**JOB**
Lines containing the word "Rockwilder" are the ones to copy from the records below.
** BEGIN **
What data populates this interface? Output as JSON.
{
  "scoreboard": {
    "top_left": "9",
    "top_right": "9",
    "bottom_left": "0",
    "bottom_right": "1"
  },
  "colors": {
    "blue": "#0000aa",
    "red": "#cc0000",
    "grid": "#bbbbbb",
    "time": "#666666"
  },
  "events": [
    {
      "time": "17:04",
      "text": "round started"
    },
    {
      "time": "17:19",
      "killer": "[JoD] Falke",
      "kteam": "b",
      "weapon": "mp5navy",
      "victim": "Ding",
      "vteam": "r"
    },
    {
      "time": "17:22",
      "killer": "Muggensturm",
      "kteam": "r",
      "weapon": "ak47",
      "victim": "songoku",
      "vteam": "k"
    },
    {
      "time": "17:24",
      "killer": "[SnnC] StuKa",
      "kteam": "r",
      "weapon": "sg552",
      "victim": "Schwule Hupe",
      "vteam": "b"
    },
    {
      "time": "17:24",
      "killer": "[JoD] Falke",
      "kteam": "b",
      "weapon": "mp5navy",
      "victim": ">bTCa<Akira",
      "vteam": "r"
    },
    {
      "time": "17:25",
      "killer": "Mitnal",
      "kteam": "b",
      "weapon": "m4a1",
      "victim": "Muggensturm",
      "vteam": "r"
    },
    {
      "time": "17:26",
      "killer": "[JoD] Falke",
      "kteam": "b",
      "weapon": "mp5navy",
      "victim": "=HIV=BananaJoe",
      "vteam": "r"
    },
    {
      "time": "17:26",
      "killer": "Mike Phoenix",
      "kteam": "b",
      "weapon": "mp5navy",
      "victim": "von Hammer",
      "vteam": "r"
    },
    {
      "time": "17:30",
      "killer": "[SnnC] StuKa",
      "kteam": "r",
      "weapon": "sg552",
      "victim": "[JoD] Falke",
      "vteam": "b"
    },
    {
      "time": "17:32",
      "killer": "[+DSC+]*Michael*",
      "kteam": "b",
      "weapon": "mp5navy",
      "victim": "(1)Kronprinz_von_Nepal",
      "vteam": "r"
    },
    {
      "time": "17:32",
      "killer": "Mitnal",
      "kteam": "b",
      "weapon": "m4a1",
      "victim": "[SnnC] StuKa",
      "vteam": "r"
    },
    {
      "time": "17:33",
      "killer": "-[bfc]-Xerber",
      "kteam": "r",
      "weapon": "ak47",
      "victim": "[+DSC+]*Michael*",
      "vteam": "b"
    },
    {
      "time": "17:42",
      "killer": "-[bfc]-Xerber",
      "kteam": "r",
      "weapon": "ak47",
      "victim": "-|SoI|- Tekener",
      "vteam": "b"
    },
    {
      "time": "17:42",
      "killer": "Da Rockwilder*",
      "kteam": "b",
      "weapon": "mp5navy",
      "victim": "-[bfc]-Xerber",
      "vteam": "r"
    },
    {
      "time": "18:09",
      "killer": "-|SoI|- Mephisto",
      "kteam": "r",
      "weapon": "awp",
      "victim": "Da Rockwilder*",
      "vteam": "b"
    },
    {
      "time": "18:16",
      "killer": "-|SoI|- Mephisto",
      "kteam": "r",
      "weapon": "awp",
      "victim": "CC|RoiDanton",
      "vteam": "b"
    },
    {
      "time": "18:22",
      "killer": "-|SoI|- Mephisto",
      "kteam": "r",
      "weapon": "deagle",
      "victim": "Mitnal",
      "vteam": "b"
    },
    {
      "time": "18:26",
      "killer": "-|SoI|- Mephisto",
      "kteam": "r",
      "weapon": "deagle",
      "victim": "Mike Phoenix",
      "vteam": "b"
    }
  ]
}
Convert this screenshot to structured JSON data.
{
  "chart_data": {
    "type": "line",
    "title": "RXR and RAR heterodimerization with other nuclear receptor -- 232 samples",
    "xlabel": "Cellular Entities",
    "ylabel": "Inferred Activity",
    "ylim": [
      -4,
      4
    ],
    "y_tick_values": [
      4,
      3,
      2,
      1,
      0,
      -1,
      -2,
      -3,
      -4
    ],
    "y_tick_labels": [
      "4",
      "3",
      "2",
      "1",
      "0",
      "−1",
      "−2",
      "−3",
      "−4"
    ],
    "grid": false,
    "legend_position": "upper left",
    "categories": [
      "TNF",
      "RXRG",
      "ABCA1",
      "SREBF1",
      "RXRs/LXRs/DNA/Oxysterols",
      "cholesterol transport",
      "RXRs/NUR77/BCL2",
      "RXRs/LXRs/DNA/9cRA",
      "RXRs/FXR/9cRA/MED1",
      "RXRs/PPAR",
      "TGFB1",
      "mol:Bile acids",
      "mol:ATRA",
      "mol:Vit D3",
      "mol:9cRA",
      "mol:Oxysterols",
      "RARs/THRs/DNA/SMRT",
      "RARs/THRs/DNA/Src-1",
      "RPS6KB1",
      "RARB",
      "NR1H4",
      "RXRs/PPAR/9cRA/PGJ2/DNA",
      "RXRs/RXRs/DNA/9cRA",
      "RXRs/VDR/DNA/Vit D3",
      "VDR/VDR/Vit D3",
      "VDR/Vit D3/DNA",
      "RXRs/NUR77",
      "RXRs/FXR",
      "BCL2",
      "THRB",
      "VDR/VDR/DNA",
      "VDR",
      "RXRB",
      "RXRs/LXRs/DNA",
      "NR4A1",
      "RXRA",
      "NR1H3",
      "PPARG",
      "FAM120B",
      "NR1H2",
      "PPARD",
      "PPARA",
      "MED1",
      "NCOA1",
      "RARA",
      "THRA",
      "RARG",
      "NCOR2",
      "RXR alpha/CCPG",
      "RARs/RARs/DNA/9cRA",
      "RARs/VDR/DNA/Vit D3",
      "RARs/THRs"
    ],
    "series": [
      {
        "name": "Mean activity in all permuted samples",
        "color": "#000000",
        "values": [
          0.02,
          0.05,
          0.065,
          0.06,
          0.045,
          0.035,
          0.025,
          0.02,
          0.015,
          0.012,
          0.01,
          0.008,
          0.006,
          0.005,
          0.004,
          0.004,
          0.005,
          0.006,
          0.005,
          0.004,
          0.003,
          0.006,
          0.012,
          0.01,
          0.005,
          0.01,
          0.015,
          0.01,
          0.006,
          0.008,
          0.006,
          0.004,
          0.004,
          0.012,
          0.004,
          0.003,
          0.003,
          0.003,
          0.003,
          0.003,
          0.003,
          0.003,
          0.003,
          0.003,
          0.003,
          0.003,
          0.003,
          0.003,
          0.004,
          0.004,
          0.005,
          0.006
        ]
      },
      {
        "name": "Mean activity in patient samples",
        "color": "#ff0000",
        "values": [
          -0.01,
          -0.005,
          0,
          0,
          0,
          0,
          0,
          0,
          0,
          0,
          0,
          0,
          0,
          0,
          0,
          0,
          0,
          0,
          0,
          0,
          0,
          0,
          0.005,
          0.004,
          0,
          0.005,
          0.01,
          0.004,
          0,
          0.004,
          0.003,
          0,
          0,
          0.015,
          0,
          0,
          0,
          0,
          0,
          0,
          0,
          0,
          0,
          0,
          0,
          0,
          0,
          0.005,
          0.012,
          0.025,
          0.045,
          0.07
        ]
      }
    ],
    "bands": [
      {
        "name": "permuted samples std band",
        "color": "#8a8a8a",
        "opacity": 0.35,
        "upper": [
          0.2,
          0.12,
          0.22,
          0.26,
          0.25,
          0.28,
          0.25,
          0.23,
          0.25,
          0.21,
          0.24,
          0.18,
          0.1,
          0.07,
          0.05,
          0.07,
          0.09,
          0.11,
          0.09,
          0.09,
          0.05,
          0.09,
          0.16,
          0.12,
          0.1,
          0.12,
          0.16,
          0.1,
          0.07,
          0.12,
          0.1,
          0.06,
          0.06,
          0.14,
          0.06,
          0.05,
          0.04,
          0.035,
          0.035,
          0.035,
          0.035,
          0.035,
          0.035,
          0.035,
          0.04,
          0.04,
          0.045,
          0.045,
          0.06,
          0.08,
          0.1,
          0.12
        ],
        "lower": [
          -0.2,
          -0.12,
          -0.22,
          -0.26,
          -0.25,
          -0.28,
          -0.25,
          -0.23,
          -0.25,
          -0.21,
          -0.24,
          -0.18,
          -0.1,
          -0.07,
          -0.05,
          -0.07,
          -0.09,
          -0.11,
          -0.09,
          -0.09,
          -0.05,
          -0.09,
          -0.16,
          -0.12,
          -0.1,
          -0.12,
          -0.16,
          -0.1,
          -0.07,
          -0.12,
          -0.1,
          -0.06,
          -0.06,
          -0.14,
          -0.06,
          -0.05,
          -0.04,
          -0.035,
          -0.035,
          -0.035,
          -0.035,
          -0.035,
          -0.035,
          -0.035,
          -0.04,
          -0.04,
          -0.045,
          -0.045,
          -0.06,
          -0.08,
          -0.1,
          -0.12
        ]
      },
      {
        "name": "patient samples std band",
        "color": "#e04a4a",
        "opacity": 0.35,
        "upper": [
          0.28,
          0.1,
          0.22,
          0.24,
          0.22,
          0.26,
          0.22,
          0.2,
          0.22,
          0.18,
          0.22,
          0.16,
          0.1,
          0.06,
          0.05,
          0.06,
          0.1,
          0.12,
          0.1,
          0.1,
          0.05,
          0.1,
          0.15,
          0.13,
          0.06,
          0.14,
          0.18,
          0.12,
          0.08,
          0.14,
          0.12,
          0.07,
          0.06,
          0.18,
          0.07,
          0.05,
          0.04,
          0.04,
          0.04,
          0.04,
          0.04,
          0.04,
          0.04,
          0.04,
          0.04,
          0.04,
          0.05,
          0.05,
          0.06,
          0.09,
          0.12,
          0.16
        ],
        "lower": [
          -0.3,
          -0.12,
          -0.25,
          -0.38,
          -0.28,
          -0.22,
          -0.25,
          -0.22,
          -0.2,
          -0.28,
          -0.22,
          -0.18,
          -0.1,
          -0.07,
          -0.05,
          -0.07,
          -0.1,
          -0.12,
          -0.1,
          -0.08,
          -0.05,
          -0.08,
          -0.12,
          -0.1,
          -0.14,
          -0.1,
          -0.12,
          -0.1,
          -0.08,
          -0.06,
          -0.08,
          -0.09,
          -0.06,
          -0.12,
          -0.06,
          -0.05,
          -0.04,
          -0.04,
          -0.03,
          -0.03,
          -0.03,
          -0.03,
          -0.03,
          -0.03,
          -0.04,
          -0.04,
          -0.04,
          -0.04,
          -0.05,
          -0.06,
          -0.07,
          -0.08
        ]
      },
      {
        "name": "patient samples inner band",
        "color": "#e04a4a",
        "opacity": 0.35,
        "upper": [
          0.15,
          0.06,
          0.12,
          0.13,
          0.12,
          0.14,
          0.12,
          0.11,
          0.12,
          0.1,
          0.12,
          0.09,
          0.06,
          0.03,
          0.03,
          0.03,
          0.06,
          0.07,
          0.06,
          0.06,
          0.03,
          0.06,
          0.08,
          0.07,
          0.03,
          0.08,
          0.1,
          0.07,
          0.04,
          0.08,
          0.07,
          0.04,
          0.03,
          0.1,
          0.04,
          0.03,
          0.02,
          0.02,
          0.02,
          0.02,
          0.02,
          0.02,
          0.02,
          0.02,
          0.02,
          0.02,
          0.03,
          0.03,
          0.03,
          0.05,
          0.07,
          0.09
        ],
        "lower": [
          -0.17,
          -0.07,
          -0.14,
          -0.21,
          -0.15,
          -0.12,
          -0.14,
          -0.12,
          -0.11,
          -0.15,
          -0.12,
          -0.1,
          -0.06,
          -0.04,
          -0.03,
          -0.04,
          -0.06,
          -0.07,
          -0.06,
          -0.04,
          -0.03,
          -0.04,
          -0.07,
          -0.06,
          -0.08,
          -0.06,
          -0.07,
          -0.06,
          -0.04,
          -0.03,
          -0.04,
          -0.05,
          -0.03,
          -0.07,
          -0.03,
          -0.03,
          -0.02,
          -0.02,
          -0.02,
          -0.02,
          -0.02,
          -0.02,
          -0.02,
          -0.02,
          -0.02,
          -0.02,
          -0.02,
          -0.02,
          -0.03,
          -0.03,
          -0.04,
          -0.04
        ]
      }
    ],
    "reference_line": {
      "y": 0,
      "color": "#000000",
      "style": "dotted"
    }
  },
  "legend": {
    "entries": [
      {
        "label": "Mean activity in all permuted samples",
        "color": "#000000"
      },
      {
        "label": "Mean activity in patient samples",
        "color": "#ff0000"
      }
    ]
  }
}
** END **
**TASK RESULT**
      "killer": "Da Rockwilder*",
      "victim": "Da Rockwilder*",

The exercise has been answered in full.